[START Records for the exercise]

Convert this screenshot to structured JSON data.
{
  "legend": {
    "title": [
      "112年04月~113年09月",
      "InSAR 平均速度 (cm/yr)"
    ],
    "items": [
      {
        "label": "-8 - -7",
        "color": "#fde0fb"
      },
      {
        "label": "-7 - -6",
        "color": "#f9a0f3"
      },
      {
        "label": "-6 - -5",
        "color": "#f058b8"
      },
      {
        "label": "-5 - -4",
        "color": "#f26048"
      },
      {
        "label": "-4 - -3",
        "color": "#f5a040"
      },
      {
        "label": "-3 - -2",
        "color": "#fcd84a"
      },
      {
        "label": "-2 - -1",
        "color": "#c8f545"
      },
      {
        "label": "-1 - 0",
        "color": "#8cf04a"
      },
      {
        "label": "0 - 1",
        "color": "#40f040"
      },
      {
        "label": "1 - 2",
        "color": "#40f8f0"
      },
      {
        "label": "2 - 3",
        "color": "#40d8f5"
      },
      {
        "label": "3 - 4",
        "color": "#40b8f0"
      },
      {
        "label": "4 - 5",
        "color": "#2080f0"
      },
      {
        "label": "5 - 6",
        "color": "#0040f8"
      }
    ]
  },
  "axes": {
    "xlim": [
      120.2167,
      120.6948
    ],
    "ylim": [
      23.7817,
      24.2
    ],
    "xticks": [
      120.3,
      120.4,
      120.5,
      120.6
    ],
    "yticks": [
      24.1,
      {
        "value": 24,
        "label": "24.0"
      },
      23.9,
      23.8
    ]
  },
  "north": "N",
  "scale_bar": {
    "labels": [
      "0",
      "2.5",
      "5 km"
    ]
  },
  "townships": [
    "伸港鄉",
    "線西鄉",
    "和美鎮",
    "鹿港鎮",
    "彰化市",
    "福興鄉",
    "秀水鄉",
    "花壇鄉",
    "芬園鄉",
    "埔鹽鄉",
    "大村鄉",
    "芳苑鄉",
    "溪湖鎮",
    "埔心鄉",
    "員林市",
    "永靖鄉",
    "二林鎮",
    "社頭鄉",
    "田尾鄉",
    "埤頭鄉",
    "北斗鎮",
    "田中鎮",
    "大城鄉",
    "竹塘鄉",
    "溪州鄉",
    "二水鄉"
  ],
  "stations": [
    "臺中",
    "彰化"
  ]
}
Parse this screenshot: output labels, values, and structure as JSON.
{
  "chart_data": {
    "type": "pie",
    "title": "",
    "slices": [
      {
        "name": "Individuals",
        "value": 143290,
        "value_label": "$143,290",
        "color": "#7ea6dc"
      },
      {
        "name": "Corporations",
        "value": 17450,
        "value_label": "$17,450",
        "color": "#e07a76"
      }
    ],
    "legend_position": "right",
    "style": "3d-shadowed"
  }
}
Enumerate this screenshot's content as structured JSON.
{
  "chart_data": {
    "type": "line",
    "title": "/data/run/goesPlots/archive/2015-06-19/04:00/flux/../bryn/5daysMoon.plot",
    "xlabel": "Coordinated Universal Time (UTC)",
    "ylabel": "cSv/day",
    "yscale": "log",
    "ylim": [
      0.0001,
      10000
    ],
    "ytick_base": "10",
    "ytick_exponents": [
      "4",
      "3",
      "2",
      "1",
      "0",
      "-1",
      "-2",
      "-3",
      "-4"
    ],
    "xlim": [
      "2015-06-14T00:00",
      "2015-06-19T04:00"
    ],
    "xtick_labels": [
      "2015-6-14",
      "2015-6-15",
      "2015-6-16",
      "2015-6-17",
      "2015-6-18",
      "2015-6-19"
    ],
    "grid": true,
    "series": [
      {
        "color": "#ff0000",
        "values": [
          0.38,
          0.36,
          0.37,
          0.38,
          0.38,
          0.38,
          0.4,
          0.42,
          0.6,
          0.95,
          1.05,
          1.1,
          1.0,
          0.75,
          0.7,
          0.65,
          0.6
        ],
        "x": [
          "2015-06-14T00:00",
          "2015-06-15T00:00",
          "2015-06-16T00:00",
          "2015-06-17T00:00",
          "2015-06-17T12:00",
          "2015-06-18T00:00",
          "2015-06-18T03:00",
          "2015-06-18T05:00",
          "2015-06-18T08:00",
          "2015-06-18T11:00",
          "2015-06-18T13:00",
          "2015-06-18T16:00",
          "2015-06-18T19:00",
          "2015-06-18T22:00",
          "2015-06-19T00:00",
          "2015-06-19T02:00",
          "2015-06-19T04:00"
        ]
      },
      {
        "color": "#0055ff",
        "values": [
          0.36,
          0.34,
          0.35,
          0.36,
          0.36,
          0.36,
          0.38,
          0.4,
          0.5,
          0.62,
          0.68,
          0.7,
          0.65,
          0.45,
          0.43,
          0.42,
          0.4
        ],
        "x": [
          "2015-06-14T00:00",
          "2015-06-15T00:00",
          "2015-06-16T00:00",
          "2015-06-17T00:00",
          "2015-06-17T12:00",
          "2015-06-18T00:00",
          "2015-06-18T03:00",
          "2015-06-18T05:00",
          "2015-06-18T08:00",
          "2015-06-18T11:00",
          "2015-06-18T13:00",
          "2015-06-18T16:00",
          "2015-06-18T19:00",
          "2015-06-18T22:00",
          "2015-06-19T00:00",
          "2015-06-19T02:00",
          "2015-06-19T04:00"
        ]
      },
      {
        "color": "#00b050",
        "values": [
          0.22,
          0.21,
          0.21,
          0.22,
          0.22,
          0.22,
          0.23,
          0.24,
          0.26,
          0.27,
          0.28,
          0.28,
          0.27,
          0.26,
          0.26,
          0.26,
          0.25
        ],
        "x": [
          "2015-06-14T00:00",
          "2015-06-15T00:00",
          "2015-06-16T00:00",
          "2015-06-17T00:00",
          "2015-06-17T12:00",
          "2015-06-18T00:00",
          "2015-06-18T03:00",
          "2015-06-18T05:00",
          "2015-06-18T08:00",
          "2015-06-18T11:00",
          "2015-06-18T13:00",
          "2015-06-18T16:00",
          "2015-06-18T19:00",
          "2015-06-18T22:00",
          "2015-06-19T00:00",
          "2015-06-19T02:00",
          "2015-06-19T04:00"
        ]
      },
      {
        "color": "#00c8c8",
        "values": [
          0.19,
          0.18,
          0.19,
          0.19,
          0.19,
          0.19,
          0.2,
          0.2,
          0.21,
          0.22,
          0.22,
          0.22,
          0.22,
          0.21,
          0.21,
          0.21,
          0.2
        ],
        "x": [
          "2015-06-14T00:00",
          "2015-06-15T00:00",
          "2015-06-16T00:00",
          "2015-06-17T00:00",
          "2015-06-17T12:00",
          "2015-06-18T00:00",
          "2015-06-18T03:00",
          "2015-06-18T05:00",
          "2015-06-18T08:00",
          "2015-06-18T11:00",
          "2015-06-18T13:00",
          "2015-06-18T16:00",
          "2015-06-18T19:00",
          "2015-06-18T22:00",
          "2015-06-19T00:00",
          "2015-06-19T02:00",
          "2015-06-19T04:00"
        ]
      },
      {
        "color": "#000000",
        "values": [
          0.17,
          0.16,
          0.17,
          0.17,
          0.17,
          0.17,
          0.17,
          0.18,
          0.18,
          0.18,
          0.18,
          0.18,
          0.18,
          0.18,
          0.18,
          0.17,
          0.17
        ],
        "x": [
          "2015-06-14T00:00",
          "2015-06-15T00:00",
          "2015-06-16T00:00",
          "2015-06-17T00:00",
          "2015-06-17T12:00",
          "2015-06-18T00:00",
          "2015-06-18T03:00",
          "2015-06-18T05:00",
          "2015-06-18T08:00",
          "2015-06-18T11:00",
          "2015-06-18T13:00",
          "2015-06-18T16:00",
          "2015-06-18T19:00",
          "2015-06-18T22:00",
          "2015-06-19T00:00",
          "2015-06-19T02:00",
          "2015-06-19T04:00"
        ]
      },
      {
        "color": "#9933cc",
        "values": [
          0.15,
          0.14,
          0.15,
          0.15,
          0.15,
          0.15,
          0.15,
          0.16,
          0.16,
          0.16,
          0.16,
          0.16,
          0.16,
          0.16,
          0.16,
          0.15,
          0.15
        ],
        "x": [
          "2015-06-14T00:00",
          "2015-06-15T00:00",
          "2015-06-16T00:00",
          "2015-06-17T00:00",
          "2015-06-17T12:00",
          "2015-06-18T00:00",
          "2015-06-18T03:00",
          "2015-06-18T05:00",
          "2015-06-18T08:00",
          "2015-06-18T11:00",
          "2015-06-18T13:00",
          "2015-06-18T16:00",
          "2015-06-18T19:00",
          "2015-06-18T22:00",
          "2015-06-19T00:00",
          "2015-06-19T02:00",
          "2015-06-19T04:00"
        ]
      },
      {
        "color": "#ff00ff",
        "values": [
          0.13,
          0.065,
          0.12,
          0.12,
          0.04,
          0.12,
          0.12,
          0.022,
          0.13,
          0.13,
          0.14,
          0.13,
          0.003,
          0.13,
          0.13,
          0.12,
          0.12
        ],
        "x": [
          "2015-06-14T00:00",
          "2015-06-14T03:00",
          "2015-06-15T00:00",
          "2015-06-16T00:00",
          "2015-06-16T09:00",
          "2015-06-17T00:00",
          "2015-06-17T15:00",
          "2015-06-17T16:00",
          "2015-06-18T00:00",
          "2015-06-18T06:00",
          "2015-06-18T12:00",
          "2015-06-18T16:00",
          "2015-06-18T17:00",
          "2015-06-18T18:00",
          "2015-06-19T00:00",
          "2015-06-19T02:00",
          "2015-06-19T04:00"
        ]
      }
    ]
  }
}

[END Records for the exercise]

__Work to be completed__
Only the number is needed here: how many lines of the records contain "name"?

__Result of the task__
2